• [Task description]:
In the material below, find how many lines contain the string "label". Write only that number.

• [Material for this task]:

** Start **

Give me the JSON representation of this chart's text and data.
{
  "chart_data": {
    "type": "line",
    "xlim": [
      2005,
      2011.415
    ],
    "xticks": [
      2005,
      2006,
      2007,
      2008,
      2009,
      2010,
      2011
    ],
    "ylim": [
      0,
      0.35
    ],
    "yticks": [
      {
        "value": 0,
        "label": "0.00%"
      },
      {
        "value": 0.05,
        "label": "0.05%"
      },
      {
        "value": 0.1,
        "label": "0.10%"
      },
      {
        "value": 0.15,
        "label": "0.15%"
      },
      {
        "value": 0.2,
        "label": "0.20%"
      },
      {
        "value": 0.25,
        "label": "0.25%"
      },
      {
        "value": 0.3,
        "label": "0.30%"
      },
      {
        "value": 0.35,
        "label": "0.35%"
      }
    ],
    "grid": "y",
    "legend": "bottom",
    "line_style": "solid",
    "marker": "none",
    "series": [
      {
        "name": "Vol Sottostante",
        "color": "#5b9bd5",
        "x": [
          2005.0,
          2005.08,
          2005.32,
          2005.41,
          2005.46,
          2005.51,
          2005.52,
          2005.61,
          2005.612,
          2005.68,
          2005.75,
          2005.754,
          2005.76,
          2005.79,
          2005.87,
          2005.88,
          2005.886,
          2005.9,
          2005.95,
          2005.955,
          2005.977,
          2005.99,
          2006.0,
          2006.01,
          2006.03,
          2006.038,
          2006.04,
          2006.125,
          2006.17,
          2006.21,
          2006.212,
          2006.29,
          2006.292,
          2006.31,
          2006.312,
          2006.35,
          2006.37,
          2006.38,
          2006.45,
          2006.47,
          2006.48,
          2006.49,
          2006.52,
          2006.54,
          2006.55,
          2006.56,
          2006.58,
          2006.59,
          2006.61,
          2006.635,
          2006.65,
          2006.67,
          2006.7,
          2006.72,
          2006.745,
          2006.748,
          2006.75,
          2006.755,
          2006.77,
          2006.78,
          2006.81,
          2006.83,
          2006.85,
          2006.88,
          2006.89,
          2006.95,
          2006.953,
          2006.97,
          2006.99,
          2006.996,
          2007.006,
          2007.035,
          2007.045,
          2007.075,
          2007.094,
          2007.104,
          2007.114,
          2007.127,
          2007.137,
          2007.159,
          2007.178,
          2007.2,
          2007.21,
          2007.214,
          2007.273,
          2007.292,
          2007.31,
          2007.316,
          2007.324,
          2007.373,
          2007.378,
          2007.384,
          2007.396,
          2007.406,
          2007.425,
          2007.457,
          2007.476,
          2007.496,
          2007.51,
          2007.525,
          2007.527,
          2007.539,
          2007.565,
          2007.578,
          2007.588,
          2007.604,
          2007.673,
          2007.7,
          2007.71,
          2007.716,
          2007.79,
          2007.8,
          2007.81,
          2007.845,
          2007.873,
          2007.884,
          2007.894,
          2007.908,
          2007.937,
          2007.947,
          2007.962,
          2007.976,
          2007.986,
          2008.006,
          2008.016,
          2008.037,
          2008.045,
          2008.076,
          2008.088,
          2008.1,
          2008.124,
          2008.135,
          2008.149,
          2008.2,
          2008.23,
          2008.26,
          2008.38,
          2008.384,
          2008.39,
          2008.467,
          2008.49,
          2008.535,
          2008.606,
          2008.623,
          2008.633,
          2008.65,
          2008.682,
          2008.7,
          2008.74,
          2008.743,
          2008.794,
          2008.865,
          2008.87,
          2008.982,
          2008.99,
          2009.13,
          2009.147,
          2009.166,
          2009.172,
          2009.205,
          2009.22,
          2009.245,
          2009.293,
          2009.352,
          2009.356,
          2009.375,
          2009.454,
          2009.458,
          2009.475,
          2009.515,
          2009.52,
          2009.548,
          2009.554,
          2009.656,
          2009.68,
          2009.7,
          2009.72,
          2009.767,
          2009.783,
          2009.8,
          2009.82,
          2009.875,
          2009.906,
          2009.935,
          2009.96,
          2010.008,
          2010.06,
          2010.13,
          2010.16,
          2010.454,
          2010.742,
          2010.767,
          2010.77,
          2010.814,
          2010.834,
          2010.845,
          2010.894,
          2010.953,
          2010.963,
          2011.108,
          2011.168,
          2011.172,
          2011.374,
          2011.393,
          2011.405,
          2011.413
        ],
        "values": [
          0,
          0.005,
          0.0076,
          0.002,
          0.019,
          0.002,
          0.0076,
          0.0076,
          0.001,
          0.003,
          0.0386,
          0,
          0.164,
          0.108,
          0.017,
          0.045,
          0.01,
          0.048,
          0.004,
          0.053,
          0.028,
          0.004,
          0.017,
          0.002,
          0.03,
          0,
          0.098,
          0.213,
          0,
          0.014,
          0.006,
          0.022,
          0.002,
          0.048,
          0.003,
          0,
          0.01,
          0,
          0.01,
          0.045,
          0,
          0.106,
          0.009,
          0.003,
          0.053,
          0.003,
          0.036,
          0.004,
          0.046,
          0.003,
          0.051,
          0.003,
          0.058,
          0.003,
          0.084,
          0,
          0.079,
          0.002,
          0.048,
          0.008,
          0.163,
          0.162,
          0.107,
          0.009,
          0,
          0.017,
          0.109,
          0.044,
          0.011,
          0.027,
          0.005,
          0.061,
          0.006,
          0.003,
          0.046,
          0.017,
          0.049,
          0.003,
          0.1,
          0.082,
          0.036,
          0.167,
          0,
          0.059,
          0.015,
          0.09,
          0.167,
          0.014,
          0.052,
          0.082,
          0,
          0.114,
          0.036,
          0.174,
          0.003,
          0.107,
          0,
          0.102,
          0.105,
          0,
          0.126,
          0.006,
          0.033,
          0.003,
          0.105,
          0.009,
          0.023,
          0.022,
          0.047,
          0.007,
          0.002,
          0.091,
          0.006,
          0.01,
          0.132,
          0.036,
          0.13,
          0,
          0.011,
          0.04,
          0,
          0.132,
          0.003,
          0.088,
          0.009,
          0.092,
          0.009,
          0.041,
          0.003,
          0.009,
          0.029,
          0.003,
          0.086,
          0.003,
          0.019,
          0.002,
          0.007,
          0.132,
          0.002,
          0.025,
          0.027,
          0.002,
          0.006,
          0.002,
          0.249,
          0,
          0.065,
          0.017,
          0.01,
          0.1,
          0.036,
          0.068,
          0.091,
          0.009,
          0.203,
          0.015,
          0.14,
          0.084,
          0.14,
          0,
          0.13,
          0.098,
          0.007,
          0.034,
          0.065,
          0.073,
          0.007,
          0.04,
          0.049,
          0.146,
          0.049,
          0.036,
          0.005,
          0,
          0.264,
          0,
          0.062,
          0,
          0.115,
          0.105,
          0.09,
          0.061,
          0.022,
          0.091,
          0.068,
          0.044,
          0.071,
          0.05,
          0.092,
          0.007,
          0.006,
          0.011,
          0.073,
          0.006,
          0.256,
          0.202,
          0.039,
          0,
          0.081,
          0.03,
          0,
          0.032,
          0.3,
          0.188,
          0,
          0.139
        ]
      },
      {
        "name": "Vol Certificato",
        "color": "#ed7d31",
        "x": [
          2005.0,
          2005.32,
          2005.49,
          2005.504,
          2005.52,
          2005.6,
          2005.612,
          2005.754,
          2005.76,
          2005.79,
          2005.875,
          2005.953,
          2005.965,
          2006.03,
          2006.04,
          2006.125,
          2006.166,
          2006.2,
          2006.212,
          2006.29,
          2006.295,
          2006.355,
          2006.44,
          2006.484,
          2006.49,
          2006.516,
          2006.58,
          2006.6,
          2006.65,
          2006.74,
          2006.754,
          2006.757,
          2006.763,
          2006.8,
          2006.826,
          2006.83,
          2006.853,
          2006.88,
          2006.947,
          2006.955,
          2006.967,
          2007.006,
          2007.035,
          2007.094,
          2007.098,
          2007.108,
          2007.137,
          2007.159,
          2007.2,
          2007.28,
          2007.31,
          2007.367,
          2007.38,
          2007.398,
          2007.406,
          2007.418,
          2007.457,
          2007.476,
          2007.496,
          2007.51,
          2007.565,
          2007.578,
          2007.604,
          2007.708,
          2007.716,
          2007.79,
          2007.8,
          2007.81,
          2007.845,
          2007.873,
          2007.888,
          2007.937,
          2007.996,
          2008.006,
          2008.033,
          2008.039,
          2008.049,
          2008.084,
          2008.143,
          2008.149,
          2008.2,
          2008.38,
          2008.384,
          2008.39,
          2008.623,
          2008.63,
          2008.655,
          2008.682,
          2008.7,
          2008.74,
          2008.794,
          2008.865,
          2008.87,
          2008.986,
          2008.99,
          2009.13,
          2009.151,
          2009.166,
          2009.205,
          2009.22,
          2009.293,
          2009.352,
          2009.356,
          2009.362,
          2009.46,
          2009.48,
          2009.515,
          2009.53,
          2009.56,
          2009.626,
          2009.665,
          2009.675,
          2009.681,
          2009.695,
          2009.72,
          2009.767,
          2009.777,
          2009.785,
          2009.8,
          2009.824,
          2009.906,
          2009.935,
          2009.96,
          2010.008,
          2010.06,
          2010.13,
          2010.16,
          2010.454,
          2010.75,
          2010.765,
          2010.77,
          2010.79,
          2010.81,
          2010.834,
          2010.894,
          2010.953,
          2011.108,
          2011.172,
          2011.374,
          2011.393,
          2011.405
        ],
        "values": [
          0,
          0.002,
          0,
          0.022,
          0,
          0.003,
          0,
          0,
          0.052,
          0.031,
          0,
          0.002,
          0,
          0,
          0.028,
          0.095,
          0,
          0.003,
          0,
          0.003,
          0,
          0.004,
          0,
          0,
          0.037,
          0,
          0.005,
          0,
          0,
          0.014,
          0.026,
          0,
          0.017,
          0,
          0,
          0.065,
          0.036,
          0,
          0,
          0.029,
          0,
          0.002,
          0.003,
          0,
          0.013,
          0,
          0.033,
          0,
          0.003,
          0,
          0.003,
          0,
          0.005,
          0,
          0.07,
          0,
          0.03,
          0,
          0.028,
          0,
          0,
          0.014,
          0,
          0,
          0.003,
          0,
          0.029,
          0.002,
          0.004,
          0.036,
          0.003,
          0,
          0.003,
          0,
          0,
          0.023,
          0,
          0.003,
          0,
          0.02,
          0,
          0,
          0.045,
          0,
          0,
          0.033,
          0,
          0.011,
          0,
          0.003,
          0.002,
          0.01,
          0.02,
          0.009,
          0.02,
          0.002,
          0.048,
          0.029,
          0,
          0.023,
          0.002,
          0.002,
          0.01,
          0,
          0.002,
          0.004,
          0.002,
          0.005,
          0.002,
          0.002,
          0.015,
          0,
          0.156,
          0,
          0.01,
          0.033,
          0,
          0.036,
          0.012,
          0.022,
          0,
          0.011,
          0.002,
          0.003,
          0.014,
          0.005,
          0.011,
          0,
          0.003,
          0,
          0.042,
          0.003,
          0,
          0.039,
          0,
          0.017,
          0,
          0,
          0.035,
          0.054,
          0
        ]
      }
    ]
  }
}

** End **

• [Solution to this problem]:
8